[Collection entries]
───

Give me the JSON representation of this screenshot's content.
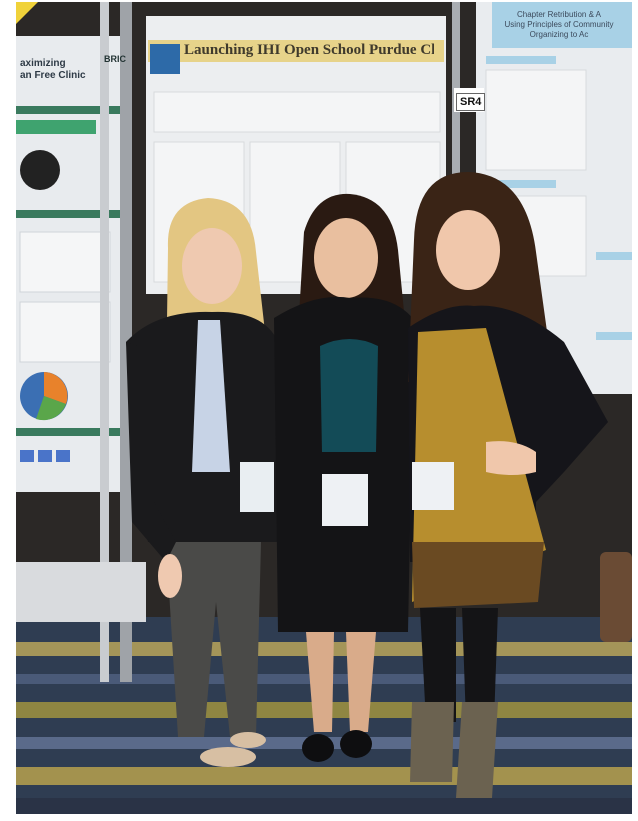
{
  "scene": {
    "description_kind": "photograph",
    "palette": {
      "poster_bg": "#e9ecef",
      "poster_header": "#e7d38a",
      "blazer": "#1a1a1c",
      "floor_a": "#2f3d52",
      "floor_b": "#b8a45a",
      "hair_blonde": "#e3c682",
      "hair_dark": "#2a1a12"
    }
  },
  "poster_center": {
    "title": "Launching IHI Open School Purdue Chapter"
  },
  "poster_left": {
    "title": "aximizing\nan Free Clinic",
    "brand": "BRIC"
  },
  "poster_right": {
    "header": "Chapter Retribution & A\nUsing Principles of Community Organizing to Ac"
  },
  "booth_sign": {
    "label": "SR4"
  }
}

───

TASK DESCRIPTION
Reproduce all entries without any change, and omit the pictures.

EXERCISE OUTPUT
Give me the JSON representation of this screenshot's content.
{
  "scene": {
    "description_kind": "photograph",
    "palette": {
      "poster_bg": "#e9ecef",
      "poster_header": "#e7d38a",
      "blazer": "#1a1a1c",
      "floor_a": "#2f3d52",
      "floor_b": "#b8a45a",
      "hair_blonde": "#e3c682",
      "hair_dark": "#2a1a12"
    }
  },
  "poster_center": {
    "title": "Launching IHI Open School Purdue Chapter"
  },
  "poster_left": {
    "title": "aximizing\nan Free Clinic",
    "brand": "BRIC"
  },
  "poster_right": {
    "header": "Chapter Retribution & A\nUsing Principles of Community Organizing to Ac"
  },
  "booth_sign": {
    "label": "SR4"
  }
}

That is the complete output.